begin DATA EXTRACT

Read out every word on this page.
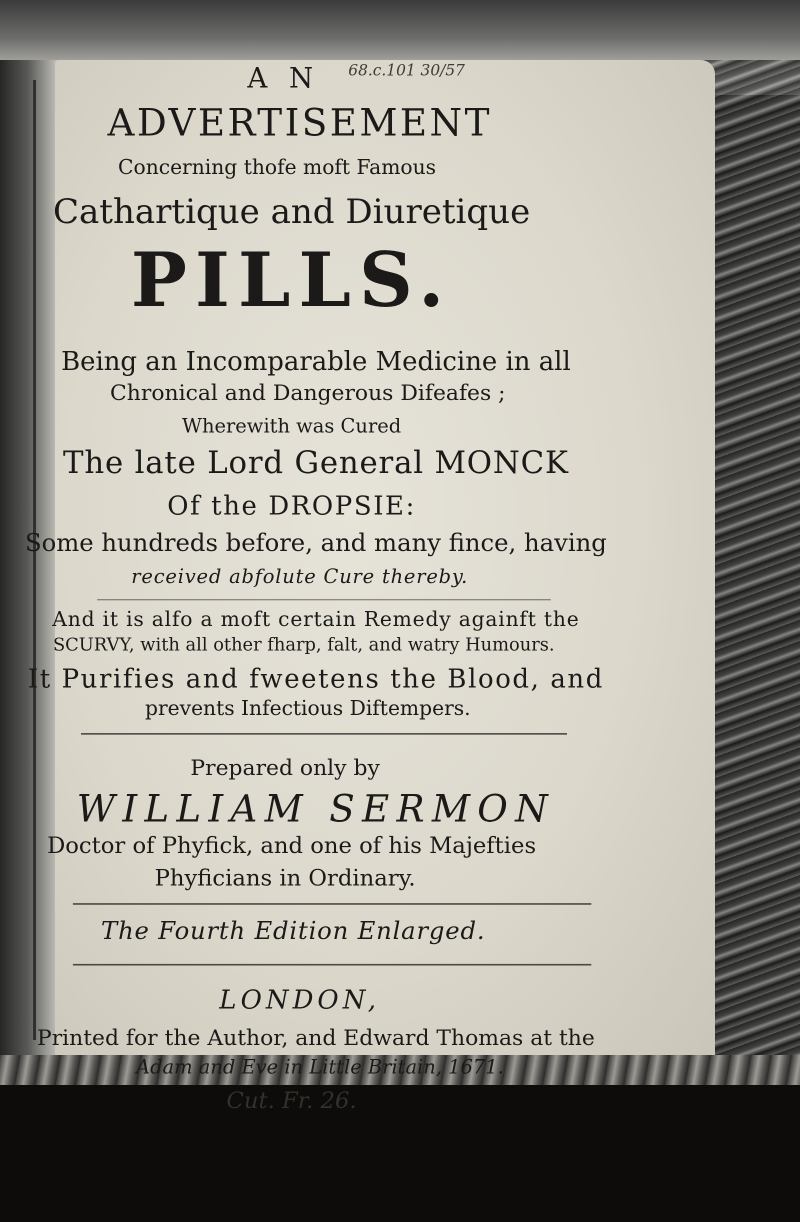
A N	68.c.101 30/57
ADVERTISEMENT
Concerning thofe moft Famous
Cathartique and Diuretique
PILLS.
Being an Incomparable Medicine in all
Chronical and Dangerous Difeafes ;
Wherewith was Cured
The late Lord General MONCK
Of the DROPSIE:
Some hundreds before, and many fince, having
received abfolute Cure thereby.
And it is alfo a moft certain Remedy againft the
SCURVY, with all other fharp, falt, and watry Humours.
It Purifies and fweetens the Blood, and
prevents Infectious Diftempers.
Prepared only by
WILLIAM SERMON
Doctor of Phyfick, and one of his Majefties
Phyficians in Ordinary.
The Fourth Edition Enlarged.
LONDON,
Printed for the Author, and Edward Thomas at the
Adam and Eve in Little Britain, 1671.
Cut. Fr. 26.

end DATA EXTRACT

# STATED GOAL
Take every line that includes the string "moft" and copy it.

# CORRECT RESPONSE
Concerning thofe moft Famous
And it is alfo a moft certain Remedy againft the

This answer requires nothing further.